• What you need to do
Copy out, from the entries below, each line holding the string "muscle".

-- START --

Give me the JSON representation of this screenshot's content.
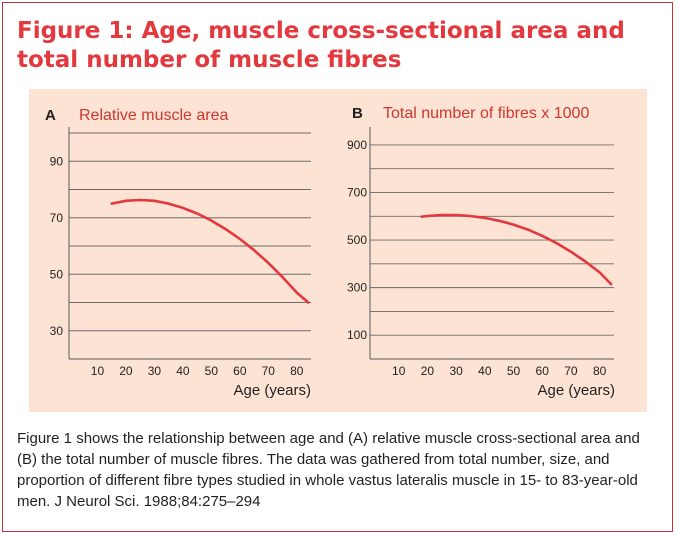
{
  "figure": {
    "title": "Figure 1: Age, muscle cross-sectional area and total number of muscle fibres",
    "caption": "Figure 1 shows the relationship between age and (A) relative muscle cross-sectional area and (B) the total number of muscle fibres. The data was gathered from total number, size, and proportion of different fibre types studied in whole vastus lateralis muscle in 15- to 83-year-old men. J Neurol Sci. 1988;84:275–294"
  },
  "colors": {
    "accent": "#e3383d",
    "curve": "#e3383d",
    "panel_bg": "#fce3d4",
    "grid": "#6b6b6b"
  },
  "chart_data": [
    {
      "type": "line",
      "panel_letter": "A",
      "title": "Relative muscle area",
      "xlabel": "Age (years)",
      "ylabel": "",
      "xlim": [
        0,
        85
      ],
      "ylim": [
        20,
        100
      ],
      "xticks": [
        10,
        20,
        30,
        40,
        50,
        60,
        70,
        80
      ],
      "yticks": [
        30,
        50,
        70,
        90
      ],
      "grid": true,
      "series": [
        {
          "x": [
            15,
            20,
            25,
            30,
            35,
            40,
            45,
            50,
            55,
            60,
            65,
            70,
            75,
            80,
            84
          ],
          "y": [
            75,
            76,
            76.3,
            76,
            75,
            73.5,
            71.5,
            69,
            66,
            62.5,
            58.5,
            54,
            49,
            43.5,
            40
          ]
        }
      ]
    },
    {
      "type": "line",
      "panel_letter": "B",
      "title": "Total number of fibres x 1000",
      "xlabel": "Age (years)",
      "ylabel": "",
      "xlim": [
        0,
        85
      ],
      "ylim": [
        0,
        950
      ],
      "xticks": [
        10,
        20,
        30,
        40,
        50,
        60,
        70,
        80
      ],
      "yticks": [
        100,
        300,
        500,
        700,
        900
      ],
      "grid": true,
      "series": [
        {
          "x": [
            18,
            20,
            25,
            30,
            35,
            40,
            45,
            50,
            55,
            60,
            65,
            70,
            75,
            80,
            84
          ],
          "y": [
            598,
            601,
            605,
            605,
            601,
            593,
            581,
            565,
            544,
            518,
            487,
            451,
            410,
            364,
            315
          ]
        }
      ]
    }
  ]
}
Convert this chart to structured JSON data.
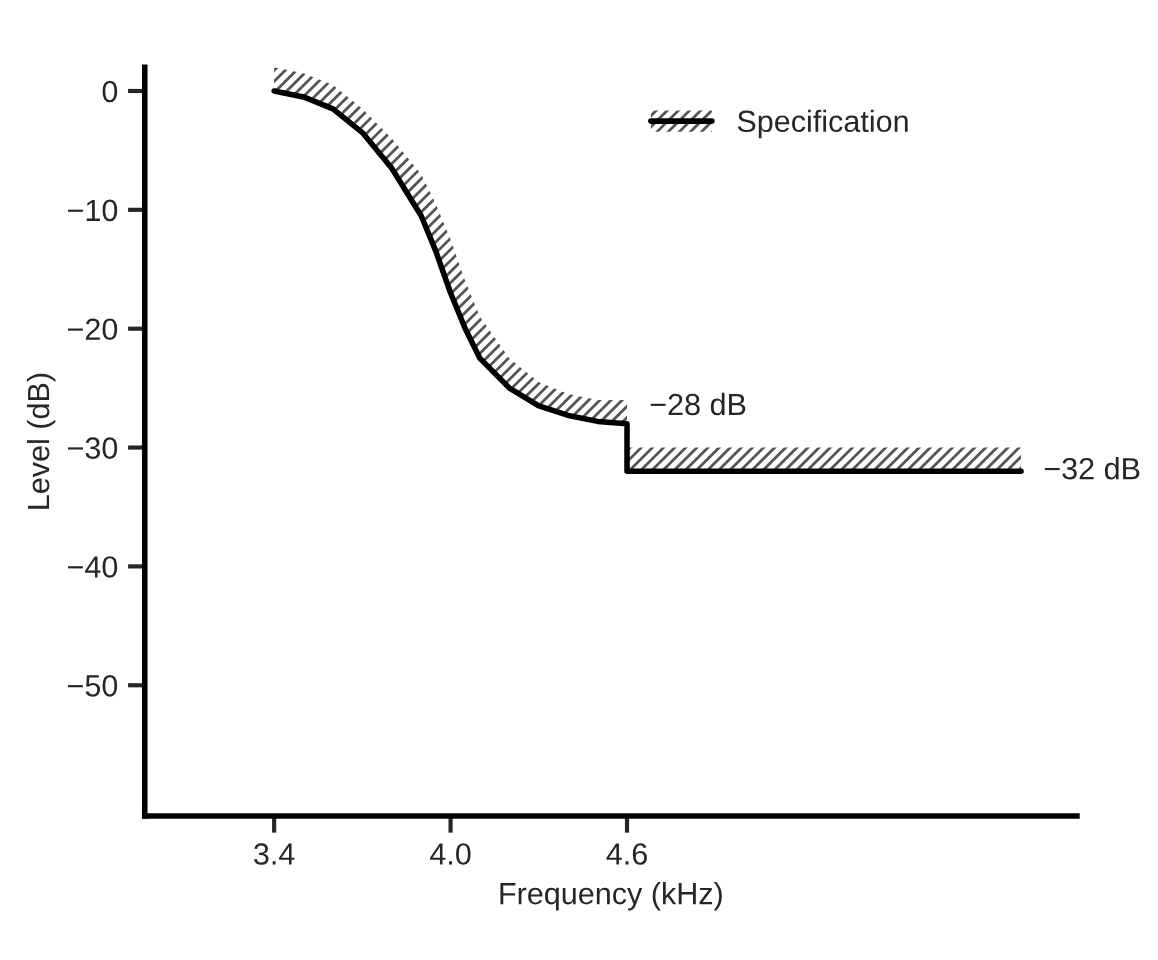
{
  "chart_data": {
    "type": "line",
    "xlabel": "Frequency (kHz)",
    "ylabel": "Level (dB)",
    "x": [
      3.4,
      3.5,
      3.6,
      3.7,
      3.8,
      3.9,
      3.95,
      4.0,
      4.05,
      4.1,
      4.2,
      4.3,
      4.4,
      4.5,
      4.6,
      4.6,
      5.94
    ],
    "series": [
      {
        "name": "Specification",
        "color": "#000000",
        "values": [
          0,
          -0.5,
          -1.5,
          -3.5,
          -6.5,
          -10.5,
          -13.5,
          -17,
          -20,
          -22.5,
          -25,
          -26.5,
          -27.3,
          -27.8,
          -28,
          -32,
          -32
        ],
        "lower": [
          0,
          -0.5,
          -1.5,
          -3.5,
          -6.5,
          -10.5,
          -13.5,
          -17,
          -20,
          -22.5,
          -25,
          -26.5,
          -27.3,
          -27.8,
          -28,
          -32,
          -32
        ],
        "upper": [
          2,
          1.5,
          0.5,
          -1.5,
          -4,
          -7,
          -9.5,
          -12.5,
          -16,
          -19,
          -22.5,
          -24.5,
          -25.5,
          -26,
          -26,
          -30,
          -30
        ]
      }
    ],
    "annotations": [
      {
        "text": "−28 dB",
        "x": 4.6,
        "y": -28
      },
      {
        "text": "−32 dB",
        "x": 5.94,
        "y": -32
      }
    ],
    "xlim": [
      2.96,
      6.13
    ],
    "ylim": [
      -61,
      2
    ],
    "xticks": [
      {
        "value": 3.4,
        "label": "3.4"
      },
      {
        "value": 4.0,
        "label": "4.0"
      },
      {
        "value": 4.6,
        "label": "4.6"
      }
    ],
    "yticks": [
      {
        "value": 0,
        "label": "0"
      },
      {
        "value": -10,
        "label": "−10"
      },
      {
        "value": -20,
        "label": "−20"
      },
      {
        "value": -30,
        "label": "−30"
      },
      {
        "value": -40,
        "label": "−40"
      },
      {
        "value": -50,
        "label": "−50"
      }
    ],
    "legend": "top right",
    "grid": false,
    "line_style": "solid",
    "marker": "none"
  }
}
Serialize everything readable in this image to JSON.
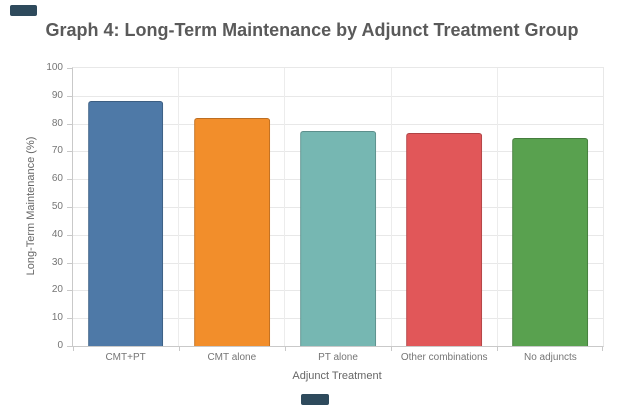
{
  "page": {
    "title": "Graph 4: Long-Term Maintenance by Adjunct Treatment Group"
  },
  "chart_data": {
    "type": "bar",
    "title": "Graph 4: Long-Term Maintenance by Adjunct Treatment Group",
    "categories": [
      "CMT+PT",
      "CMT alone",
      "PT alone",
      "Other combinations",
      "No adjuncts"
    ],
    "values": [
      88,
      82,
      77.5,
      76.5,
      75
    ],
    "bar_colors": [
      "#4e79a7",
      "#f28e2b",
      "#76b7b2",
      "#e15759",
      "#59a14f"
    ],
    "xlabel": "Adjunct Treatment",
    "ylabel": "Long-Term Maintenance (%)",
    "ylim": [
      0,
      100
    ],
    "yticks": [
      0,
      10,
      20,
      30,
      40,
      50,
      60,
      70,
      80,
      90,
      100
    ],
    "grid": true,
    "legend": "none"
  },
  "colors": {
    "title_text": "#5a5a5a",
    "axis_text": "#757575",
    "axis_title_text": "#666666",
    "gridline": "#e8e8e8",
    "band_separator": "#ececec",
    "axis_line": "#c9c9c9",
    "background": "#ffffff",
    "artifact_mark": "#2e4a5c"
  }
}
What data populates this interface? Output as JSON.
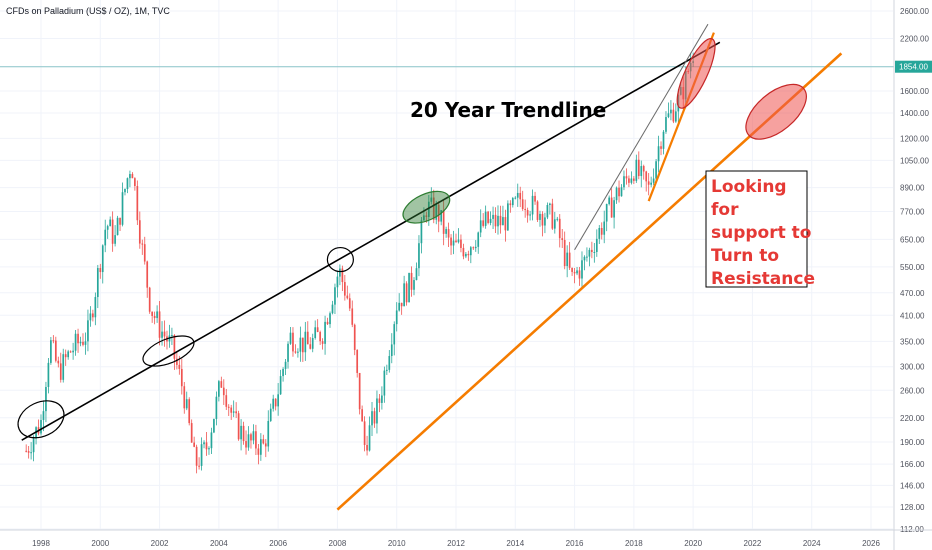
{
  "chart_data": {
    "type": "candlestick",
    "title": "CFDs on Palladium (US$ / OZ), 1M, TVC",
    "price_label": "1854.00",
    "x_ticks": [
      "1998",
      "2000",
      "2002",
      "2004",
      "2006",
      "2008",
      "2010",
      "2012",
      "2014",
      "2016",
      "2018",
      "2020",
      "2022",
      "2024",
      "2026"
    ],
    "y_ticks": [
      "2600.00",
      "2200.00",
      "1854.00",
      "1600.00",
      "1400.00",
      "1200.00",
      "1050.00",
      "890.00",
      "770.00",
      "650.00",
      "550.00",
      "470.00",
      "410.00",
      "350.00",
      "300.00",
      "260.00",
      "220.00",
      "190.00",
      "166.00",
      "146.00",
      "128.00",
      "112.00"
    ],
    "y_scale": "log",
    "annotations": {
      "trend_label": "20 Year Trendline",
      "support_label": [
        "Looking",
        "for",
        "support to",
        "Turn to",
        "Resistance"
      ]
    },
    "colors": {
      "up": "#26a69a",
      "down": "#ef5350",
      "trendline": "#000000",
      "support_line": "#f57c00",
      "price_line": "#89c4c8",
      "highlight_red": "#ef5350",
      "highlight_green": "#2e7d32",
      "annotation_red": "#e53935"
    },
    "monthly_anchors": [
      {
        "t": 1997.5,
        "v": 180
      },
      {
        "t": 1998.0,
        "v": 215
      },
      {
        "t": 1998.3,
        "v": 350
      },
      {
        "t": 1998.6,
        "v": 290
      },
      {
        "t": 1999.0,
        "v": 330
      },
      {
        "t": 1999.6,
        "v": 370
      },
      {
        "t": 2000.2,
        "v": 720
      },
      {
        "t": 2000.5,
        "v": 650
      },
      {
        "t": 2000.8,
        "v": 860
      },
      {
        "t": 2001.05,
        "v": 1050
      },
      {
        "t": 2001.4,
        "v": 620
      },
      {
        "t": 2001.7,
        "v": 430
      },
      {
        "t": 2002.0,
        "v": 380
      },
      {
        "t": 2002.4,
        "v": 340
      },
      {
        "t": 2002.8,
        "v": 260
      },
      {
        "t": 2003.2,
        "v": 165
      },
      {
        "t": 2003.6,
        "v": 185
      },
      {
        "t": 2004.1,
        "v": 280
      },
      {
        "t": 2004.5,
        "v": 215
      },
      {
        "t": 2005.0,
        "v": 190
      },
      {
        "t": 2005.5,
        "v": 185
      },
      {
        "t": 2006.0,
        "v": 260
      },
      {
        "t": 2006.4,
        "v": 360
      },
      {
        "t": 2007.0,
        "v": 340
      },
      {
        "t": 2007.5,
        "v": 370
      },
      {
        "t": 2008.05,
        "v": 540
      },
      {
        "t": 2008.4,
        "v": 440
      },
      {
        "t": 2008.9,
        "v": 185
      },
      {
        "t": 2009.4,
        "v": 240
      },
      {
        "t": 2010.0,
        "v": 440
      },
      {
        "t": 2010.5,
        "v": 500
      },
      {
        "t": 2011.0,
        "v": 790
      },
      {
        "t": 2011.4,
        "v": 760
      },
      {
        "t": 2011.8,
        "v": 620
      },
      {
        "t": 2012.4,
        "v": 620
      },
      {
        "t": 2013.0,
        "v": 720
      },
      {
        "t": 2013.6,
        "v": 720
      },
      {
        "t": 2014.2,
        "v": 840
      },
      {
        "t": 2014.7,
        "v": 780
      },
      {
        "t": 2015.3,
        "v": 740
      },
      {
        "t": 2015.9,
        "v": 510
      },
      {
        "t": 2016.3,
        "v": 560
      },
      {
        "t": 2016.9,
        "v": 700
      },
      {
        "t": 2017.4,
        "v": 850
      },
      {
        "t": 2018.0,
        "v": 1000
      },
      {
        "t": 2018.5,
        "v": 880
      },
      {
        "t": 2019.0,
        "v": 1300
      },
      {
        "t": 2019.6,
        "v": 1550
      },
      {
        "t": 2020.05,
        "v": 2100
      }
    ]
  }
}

-- END --

• Task output
    "title": "Figure 1: Age, muscle cross-sectional area and total number of muscle fibres",
    "caption": "Figure 1 shows the relationship between age and (A) relative muscle cross-sectional area and (B) the total number of muscle fibres. The data was gathered from total number, size, and proportion of different fibre types studied in whole vastus lateralis muscle in 15- to 83-year-old men. J Neurol Sci. 1988;84:275–294"
      "title": "Relative muscle area",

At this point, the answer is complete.